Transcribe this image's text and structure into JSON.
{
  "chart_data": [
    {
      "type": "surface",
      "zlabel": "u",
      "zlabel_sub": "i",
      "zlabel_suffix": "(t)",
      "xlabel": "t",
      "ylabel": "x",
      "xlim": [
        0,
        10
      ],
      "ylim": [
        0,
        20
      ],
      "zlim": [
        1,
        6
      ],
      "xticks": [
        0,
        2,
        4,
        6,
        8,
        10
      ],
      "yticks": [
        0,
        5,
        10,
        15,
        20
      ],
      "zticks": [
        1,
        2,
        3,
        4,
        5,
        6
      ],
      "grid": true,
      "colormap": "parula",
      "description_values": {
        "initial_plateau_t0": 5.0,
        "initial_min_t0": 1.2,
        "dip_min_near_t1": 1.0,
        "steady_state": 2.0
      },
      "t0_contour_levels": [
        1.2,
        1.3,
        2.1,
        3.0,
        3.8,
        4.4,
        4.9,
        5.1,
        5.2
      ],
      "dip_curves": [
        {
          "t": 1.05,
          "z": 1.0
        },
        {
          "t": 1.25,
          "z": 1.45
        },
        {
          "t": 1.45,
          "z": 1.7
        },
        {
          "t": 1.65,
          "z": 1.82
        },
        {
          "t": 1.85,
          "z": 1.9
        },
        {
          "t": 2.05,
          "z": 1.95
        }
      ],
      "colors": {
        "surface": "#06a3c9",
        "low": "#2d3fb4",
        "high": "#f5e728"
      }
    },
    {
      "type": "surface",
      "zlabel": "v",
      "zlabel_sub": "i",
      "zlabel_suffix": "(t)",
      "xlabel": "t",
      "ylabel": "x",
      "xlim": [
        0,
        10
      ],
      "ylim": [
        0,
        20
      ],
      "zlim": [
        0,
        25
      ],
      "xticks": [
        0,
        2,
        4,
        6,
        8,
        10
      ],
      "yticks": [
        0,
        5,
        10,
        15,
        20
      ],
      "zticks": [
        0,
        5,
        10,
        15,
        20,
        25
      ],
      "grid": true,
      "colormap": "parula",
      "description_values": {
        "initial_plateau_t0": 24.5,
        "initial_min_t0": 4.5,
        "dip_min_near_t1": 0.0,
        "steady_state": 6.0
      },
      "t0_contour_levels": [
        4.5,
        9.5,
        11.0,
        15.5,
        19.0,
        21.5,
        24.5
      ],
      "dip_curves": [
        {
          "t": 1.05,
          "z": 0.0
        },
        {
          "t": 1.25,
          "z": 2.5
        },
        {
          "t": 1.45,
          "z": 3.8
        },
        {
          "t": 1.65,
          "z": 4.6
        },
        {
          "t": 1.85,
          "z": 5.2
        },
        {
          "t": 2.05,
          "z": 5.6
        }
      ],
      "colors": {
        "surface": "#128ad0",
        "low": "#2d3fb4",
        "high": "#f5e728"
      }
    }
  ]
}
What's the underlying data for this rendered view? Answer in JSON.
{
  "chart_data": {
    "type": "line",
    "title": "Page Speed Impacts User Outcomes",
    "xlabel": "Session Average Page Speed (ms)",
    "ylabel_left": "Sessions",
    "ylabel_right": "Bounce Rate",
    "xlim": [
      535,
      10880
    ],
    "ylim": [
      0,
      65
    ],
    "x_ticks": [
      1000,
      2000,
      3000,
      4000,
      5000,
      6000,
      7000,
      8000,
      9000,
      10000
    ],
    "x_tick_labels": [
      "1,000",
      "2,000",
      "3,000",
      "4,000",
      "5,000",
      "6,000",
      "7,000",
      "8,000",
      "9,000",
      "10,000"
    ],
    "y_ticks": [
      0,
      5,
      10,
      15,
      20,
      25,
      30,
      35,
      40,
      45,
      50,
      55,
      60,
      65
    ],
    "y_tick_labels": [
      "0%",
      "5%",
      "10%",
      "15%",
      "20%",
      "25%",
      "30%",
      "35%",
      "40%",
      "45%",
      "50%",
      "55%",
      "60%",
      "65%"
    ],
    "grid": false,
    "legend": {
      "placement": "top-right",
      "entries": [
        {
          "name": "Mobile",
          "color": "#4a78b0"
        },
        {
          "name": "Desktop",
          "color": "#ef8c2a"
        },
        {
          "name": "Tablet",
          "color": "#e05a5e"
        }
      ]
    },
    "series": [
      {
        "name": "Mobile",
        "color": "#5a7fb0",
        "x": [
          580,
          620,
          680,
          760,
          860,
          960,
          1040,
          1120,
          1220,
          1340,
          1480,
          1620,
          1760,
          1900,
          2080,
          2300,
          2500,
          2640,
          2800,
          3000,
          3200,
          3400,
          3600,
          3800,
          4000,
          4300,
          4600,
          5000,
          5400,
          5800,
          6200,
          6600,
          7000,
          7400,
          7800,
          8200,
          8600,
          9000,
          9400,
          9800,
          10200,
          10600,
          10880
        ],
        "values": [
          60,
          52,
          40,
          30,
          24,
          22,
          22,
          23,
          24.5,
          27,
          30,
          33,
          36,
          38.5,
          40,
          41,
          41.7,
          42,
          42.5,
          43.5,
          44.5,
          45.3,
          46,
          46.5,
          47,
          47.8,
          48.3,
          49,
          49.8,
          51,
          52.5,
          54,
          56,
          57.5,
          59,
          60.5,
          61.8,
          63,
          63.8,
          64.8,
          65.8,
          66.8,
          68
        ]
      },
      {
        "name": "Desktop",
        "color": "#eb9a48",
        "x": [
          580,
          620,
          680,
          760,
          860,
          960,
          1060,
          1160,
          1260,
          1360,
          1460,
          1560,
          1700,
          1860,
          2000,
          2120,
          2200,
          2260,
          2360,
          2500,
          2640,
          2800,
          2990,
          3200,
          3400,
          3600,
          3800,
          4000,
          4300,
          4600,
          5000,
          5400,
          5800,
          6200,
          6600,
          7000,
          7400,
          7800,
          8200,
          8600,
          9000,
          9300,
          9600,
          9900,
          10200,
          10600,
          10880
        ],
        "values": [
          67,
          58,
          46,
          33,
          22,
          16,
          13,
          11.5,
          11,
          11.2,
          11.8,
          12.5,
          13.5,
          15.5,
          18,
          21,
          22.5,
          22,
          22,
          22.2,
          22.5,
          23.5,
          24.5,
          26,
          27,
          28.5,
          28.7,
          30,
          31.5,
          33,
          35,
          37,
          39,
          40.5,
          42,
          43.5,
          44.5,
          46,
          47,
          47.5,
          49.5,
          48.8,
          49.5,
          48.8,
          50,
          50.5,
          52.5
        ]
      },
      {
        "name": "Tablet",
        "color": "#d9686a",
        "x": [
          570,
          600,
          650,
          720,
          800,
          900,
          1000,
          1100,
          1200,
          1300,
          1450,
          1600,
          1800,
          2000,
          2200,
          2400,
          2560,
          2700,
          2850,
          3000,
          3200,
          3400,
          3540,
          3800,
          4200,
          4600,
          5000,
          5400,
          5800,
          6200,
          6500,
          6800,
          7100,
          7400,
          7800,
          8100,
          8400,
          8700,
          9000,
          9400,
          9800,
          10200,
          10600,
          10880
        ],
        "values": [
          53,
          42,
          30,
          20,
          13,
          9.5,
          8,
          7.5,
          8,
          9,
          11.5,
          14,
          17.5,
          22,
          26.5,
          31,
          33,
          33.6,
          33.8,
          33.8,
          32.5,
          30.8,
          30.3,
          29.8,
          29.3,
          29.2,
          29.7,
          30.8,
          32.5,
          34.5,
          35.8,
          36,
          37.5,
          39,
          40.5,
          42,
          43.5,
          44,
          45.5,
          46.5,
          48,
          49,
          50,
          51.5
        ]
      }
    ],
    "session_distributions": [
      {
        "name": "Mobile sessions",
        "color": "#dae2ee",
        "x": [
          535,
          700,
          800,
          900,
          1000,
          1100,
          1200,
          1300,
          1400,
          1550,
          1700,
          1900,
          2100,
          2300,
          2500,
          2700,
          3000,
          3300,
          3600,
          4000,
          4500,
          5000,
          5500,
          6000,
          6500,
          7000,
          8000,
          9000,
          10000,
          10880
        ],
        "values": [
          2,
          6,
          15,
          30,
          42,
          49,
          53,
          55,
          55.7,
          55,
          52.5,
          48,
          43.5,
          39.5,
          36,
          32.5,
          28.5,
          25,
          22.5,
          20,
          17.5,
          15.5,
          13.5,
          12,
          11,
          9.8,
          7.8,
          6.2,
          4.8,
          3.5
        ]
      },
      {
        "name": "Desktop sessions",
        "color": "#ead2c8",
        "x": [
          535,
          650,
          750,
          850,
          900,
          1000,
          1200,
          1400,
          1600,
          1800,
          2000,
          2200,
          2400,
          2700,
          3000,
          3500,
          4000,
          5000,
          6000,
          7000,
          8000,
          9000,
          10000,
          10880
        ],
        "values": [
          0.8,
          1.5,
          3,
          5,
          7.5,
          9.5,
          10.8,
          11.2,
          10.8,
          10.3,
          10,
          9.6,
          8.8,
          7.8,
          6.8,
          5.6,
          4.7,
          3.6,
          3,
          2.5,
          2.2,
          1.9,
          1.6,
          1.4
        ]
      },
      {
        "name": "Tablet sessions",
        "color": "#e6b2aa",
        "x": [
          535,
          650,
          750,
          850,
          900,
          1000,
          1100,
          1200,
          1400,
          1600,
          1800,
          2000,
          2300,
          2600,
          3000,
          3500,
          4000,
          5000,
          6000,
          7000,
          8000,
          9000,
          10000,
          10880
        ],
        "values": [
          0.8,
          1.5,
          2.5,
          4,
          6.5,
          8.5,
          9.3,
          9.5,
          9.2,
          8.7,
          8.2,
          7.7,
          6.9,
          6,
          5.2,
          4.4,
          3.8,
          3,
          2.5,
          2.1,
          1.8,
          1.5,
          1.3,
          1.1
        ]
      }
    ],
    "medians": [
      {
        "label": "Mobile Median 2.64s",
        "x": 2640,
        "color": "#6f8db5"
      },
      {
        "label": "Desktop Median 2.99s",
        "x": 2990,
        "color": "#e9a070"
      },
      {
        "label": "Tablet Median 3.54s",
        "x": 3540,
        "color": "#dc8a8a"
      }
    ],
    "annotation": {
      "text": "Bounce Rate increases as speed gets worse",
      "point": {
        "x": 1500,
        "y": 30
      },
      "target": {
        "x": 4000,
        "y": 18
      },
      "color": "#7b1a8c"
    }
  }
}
━━━━━━━━━━
*Required work*: Lines holding the word "this" in the entries above are the ones to pull out. Copy them all.

*Exercise result*:
Transcribe this image's text and structure into JSON.
What's the underlying data for this rendered view? Answer in JSON.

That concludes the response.